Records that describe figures
******
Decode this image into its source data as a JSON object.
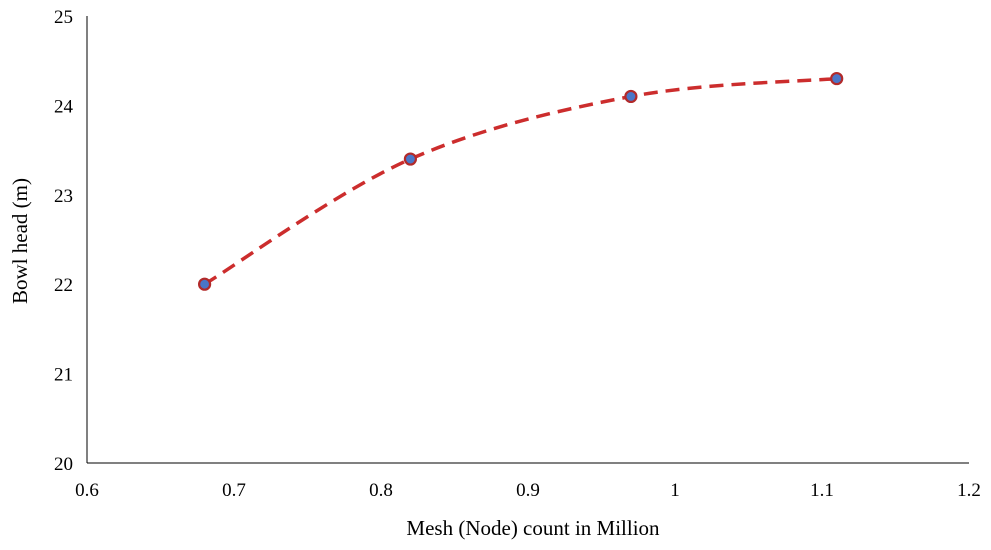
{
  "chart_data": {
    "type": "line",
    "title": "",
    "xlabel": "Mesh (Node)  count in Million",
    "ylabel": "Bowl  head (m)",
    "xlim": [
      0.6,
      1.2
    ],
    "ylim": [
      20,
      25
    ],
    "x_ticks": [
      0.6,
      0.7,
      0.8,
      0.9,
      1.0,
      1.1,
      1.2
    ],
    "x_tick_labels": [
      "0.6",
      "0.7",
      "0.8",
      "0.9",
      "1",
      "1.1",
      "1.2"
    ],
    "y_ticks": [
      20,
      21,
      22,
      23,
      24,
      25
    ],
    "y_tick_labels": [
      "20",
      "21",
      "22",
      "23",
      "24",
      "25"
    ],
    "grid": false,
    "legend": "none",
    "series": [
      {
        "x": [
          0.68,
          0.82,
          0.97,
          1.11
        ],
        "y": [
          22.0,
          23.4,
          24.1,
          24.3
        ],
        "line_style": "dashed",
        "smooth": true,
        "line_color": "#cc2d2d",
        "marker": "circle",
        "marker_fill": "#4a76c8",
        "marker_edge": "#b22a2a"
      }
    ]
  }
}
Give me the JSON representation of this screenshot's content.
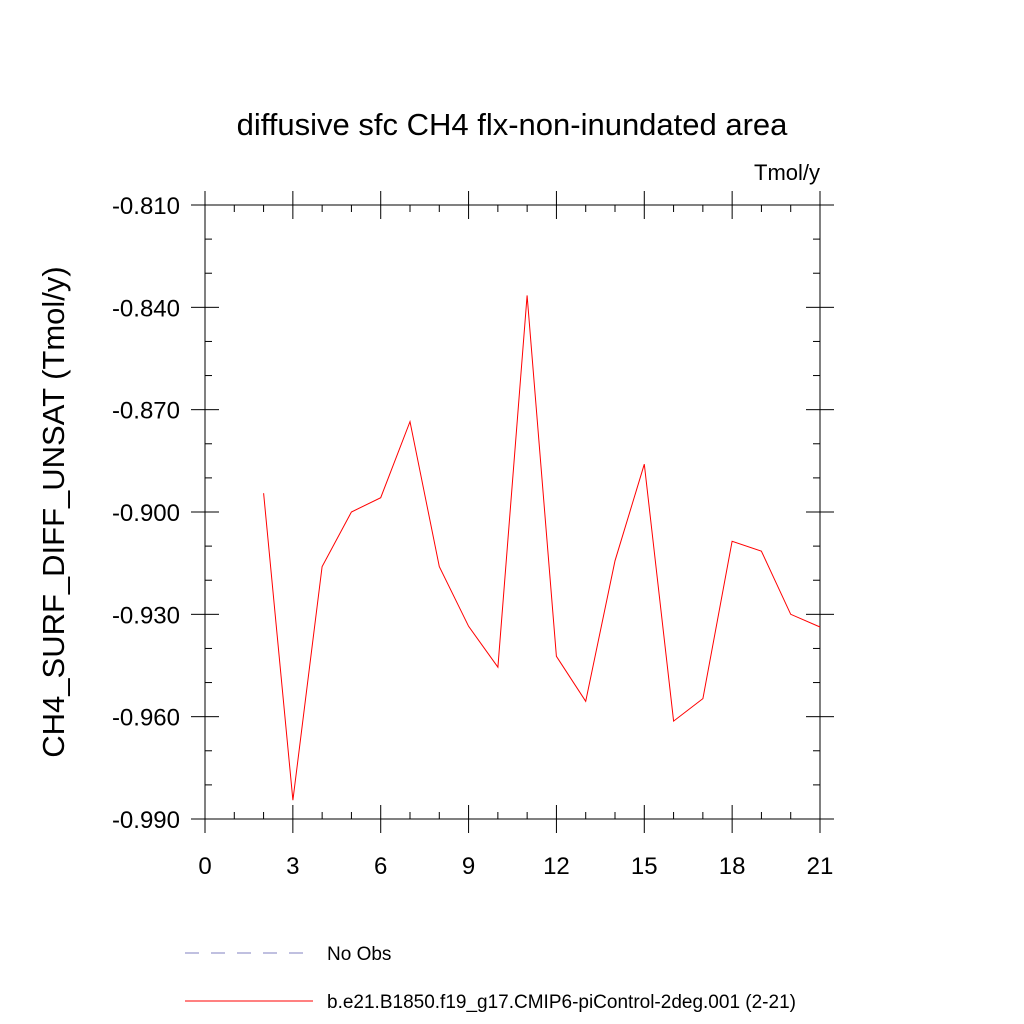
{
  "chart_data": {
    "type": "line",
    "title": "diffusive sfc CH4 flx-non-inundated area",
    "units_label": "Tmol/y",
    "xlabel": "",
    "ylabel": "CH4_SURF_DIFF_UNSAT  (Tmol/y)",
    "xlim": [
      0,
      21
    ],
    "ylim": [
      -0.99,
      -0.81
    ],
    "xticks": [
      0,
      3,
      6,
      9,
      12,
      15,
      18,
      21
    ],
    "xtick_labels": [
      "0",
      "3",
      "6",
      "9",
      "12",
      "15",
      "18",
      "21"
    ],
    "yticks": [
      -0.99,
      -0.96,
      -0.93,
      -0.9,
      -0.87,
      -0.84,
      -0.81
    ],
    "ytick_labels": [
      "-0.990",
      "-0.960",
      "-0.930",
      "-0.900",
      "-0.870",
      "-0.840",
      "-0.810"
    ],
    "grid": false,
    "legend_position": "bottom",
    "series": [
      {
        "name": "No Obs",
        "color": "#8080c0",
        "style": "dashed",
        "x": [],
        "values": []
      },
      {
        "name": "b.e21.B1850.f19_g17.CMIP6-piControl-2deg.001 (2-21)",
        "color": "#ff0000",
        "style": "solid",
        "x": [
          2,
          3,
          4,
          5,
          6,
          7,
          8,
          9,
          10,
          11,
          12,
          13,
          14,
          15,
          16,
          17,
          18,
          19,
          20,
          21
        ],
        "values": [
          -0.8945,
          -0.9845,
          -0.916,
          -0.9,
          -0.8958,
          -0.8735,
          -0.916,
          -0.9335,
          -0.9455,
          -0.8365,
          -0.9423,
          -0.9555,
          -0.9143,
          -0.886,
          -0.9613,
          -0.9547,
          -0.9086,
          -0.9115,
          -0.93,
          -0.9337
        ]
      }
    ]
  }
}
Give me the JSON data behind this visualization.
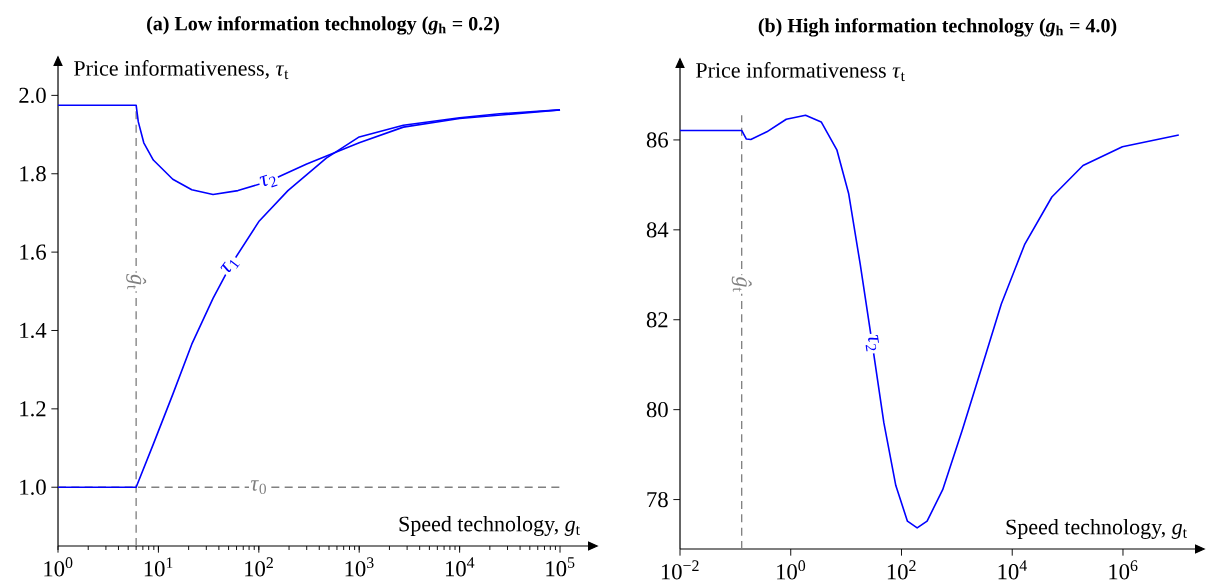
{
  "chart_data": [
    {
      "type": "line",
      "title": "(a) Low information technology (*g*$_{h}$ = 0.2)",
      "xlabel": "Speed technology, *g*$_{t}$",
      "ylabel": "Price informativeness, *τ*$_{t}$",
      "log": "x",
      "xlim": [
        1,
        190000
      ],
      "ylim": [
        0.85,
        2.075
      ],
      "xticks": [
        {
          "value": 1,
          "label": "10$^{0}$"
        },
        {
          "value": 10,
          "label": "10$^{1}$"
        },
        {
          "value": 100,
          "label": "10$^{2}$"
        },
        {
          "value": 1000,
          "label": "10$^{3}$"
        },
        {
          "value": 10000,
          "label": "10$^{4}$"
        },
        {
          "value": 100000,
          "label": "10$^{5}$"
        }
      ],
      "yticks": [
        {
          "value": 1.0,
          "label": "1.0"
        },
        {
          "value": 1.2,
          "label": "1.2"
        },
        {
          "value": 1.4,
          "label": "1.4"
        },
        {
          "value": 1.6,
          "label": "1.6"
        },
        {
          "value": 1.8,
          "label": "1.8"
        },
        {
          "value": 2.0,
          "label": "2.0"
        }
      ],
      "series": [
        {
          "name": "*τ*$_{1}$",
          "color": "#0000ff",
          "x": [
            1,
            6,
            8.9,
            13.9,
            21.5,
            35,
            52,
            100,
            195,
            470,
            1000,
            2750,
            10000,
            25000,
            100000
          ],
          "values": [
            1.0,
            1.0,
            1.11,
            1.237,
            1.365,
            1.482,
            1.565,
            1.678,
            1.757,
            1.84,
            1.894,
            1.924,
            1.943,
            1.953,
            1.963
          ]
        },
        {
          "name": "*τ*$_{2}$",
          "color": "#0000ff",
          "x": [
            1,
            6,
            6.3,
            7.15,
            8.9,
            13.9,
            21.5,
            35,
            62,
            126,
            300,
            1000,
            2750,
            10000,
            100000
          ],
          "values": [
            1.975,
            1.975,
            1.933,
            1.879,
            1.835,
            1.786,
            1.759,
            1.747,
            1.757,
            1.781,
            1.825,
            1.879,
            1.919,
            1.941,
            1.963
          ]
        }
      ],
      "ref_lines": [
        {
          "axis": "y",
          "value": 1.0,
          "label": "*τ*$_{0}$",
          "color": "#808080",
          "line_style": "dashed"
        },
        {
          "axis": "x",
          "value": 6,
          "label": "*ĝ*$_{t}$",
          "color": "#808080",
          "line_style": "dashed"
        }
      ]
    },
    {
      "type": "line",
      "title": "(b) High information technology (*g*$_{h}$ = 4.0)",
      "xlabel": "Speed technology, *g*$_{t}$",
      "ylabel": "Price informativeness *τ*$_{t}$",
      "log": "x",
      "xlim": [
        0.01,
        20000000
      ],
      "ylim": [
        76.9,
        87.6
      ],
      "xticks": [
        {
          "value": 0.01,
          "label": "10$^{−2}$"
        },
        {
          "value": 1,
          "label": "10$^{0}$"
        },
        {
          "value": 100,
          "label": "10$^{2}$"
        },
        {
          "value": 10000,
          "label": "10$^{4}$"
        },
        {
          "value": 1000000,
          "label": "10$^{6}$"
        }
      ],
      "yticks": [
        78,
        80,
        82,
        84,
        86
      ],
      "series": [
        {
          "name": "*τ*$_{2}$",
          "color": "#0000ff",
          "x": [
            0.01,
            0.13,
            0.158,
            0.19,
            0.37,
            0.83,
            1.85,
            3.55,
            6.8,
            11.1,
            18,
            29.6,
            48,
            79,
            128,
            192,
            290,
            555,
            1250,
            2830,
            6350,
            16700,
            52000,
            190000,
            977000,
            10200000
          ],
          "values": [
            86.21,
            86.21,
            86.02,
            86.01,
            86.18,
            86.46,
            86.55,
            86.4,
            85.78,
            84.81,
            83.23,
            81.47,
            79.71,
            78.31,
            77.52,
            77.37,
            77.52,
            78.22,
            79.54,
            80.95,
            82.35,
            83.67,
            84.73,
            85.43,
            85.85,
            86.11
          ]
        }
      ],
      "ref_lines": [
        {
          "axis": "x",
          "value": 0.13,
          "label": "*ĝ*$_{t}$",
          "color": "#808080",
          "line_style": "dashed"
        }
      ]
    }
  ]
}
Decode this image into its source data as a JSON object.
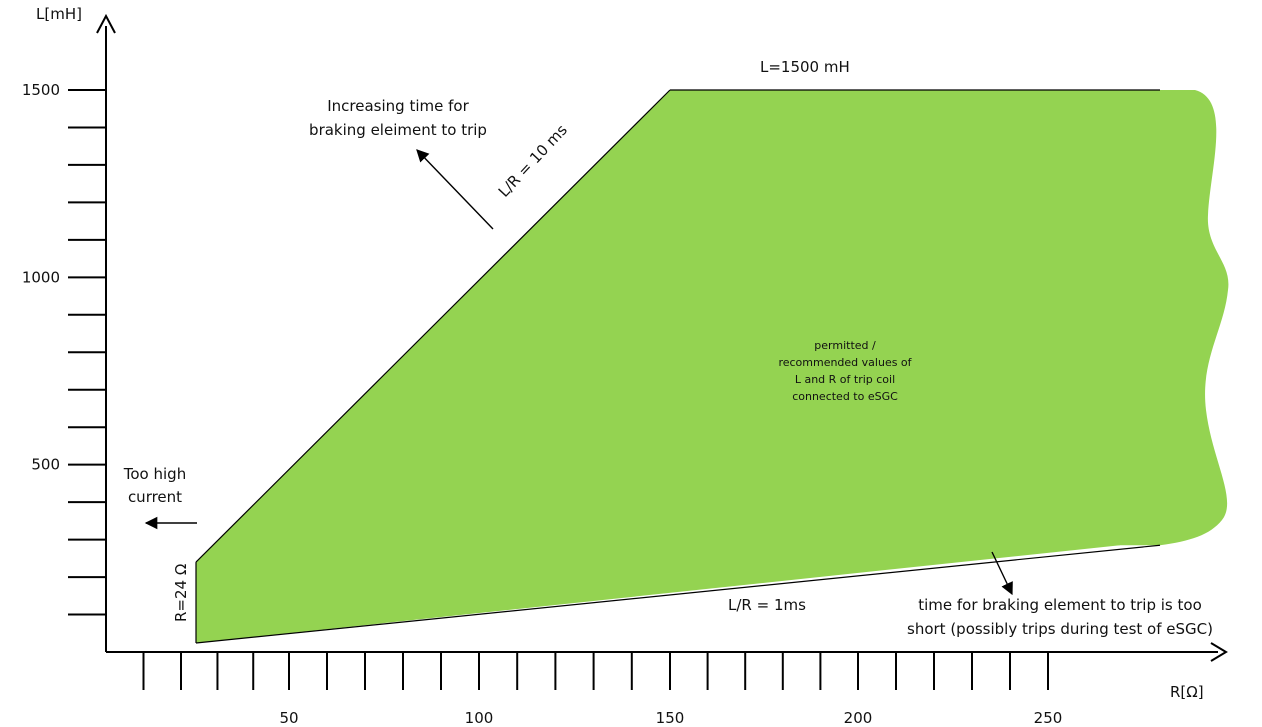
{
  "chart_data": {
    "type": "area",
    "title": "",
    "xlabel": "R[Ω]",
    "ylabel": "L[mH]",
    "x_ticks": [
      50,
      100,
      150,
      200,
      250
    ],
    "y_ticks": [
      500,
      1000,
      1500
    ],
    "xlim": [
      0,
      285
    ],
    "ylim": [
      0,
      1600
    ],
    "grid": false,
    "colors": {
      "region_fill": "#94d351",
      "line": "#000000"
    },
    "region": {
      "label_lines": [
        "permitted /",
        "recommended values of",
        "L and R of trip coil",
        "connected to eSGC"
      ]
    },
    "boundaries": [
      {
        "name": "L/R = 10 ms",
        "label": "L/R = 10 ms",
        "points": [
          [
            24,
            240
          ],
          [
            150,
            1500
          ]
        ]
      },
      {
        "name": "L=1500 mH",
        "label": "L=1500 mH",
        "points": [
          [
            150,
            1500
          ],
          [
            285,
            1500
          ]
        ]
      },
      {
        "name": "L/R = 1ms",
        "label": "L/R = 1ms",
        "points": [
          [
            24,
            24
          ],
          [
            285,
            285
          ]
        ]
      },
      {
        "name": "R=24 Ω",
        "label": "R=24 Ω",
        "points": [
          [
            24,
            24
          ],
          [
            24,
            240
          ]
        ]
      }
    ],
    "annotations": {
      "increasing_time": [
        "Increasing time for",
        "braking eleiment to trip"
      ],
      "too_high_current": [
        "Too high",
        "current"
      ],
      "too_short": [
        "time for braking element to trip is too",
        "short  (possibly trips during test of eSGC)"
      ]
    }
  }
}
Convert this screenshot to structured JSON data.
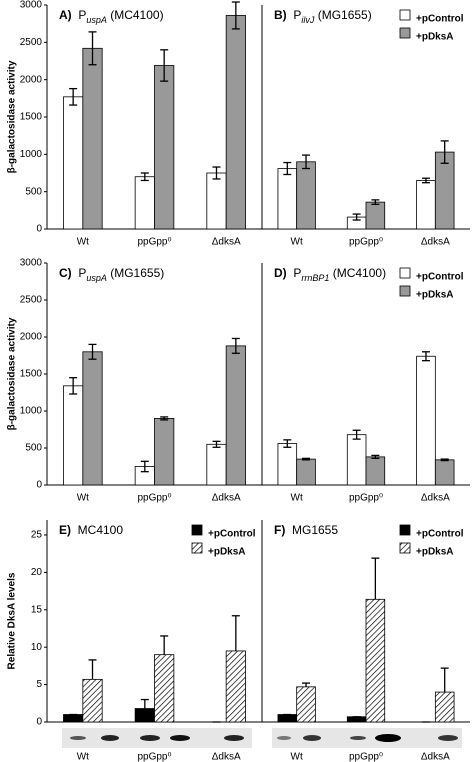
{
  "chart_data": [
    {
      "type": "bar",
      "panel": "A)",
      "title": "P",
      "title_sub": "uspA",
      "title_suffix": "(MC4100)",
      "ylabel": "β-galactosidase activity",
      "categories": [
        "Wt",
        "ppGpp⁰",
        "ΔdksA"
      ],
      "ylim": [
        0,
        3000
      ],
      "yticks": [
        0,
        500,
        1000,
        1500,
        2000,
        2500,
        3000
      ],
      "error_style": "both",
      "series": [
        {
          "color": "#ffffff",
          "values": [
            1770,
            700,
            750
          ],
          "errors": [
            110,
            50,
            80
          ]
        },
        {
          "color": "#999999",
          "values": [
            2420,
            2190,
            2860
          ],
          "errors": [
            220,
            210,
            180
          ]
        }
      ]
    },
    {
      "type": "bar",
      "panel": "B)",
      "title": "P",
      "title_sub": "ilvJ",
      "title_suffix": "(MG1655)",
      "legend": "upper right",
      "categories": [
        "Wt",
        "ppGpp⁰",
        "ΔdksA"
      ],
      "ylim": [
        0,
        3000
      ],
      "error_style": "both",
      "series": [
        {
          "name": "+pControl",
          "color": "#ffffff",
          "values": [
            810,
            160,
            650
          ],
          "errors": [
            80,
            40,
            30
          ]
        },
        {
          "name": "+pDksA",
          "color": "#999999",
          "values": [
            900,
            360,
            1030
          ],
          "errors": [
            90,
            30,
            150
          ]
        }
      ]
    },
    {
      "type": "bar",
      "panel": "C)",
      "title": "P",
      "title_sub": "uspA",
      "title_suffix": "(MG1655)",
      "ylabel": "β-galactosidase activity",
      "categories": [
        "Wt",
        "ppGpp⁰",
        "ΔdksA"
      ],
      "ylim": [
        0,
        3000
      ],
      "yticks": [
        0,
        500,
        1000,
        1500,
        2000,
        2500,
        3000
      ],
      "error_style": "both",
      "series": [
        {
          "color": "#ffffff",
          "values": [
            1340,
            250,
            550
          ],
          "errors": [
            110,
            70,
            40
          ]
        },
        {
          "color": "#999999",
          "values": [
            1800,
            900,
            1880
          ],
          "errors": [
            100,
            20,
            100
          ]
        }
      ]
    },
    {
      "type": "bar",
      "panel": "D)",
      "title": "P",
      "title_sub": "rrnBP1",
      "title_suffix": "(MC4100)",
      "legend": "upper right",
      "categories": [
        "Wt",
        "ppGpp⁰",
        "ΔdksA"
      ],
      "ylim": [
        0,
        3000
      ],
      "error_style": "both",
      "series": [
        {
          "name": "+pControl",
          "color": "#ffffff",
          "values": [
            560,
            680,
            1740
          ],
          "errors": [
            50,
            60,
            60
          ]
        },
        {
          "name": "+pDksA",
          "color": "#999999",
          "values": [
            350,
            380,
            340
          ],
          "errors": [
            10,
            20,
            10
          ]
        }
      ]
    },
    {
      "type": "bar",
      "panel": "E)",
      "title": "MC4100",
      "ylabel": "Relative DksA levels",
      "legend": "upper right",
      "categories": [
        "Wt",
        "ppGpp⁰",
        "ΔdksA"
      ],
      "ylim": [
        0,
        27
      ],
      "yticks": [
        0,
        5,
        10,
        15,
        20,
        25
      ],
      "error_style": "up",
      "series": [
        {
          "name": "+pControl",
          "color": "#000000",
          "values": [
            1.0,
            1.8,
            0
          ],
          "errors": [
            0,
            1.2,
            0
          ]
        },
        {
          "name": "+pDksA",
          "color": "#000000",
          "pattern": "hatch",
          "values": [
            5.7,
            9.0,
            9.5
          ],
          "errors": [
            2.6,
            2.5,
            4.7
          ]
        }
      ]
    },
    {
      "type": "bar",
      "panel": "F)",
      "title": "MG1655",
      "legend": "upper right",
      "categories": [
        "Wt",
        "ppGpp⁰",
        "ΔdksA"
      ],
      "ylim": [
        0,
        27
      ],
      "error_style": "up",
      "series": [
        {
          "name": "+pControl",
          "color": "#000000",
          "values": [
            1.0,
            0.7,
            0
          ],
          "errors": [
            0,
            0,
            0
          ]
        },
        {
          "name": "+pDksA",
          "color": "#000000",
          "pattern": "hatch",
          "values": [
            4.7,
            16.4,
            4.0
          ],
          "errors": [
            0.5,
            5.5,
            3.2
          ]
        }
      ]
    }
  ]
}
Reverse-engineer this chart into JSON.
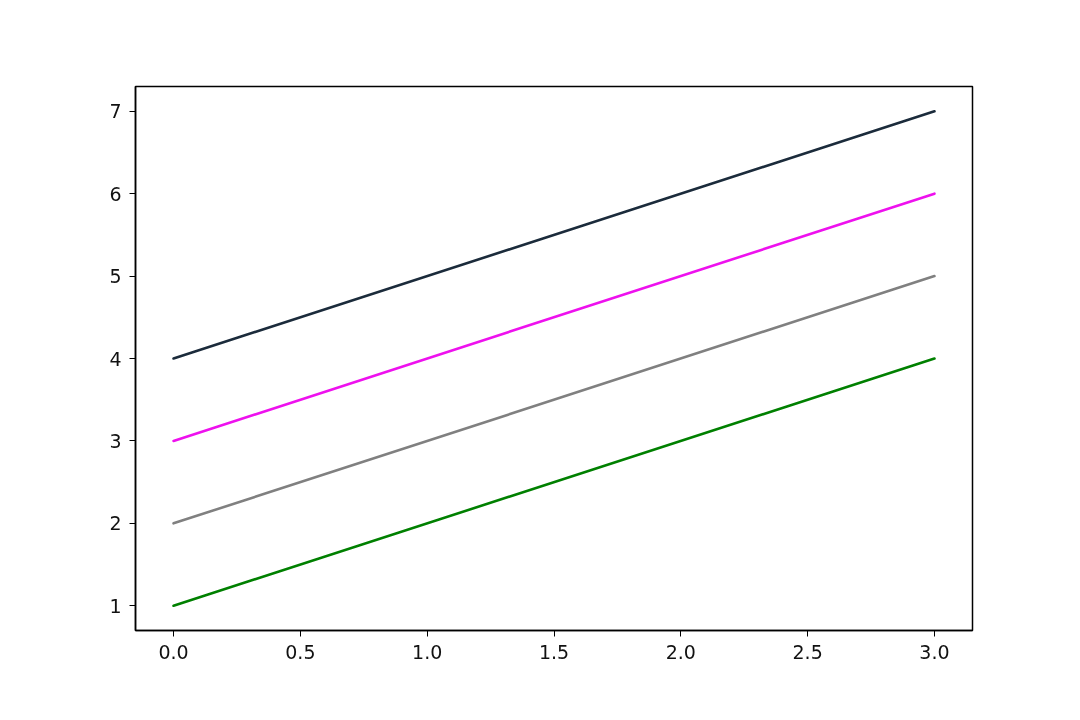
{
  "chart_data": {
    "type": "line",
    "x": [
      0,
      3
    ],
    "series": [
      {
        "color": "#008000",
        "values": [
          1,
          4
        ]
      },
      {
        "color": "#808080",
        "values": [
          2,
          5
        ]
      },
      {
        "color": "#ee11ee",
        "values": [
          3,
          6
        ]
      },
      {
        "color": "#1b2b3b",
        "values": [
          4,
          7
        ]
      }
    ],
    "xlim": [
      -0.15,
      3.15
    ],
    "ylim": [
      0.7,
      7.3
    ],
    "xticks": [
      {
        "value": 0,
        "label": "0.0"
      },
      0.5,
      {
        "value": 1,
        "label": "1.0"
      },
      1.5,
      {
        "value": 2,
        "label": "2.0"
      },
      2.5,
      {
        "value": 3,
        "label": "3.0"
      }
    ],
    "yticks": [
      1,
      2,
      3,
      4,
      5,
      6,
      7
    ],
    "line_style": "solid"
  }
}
******
→ STATED EXERCISE
Working from the line that contains "Reverse-engineer this chart into JSON." to the last line of the listing, please quote each line exactly, pictures excluded.

→ IN RESPONSE
Reverse-engineer this chart into JSON.
{
  "chart_data": {
    "type": "line",
    "x": [
      0,
      3
    ],
    "series": [
      {
        "color": "#008000",
        "values": [
          1,
          4
        ]
      },
      {
        "color": "#808080",
        "values": [
          2,
          5
        ]
      },
      {
        "color": "#ee11ee",
        "values": [
          3,
          6
        ]
      },
      {
        "color": "#1b2b3b",
        "values": [
          4,
          7
        ]
      }
    ],
    "xlim": [
      -0.15,
      3.15
    ],
    "ylim": [
      0.7,
      7.3
    ],
    "xticks": [
      {
        "value": 0,
        "label": "0.0"
      },
      0.5,
      {
        "value": 1,
        "label": "1.0"
      },
      1.5,
      {
        "value": 2,
        "label": "2.0"
      },
      2.5,
      {
        "value": 3,
        "label": "3.0"
      }
    ],
    "yticks": [
      1,
      2,
      3,
      4,
      5,
      6,
      7
    ],
    "line_style": "solid"
  }
}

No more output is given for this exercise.